▸ **THE TASK**
Please write out the material below exactly as given.

▸ **DATA SHOWN**

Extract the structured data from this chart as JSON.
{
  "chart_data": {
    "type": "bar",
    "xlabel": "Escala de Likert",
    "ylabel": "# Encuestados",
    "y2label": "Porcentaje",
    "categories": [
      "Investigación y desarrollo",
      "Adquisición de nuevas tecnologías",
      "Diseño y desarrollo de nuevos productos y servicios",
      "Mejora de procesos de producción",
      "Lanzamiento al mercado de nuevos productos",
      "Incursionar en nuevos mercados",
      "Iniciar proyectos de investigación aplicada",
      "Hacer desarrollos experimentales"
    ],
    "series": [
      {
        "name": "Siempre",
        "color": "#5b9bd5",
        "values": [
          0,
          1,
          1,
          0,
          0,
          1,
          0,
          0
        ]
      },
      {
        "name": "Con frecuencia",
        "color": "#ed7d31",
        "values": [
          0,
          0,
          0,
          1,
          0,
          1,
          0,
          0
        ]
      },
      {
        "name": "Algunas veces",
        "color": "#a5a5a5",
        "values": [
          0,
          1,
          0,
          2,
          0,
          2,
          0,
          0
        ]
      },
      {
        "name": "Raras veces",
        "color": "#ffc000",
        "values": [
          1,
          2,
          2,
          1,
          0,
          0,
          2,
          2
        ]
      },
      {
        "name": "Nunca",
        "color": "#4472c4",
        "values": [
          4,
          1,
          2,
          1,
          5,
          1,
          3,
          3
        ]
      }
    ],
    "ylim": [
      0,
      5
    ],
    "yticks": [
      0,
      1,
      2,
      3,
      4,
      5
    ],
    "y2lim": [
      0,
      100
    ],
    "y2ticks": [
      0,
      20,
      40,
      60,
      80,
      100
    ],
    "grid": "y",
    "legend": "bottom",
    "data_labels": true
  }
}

▸ **SOLUTION FOR THIS PROBLEM**
Extract the structured data from this chart as JSON.
{
  "chart_data": {
    "type": "bar",
    "xlabel": "Escala de Likert",
    "ylabel": "# Encuestados",
    "y2label": "Porcentaje",
    "categories": [
      "Investigación y desarrollo",
      "Adquisición de nuevas tecnologías",
      "Diseño y desarrollo de nuevos productos y servicios",
      "Mejora de procesos de producción",
      "Lanzamiento al mercado de nuevos productos",
      "Incursionar en nuevos mercados",
      "Iniciar proyectos de investigación aplicada",
      "Hacer desarrollos experimentales"
    ],
    "series": [
      {
        "name": "Siempre",
        "color": "#5b9bd5",
        "values": [
          0,
          1,
          1,
          0,
          0,
          1,
          0,
          0
        ]
      },
      {
        "name": "Con frecuencia",
        "color": "#ed7d31",
        "values": [
          0,
          0,
          0,
          1,
          0,
          1,
          0,
          0
        ]
      },
      {
        "name": "Algunas veces",
        "color": "#a5a5a5",
        "values": [
          0,
          1,
          0,
          2,
          0,
          2,
          0,
          0
        ]
      },
      {
        "name": "Raras veces",
        "color": "#ffc000",
        "values": [
          1,
          2,
          2,
          1,
          0,
          0,
          2,
          2
        ]
      },
      {
        "name": "Nunca",
        "color": "#4472c4",
        "values": [
          4,
          1,
          2,
          1,
          5,
          1,
          3,
          3
        ]
      }
    ],
    "ylim": [
      0,
      5
    ],
    "yticks": [
      0,
      1,
      2,
      3,
      4,
      5
    ],
    "y2lim": [
      0,
      100
    ],
    "y2ticks": [
      0,
      20,
      40,
      60,
      80,
      100
    ],
    "grid": "y",
    "legend": "bottom",
    "data_labels": true
  }
}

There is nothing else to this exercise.